● **What this task involves**
Identify each line below containing the string "capacity" and copy it.

Records from a data source
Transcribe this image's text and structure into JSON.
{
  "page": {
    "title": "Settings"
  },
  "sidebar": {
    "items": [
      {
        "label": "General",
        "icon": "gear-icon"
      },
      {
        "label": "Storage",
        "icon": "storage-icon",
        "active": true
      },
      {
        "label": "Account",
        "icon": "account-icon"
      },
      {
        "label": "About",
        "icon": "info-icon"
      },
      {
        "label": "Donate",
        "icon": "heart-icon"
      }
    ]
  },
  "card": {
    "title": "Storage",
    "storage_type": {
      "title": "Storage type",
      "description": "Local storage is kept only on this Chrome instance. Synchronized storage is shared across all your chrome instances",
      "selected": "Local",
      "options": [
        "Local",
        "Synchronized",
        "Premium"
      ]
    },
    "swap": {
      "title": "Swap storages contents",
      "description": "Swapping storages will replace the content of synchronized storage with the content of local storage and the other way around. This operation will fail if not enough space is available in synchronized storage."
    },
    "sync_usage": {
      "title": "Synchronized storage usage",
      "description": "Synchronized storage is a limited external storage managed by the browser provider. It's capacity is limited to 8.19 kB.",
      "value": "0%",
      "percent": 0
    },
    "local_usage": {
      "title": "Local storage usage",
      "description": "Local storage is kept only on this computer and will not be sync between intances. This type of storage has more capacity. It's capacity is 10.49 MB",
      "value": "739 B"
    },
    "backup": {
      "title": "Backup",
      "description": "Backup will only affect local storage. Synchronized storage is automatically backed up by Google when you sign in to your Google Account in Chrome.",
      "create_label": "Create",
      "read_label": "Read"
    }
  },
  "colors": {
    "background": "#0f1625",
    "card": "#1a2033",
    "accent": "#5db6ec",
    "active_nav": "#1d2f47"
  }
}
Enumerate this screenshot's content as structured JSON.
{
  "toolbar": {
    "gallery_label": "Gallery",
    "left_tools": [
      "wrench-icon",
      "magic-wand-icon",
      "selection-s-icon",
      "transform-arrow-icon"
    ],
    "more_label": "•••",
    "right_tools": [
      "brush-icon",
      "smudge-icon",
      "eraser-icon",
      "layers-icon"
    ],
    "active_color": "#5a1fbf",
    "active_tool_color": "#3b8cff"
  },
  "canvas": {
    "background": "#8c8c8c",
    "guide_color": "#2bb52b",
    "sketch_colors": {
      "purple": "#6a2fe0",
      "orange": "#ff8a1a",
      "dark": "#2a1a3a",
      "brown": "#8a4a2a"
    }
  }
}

● **Exercise result**
      "description": "Synchronized storage is a limited external storage managed by the browser provider. It's capacity is limited to 8.19 kB.",
      "description": "Local storage is kept only on this computer and will not be sync between intances. This type of storage has more capacity. It's capacity is 10.49 MB",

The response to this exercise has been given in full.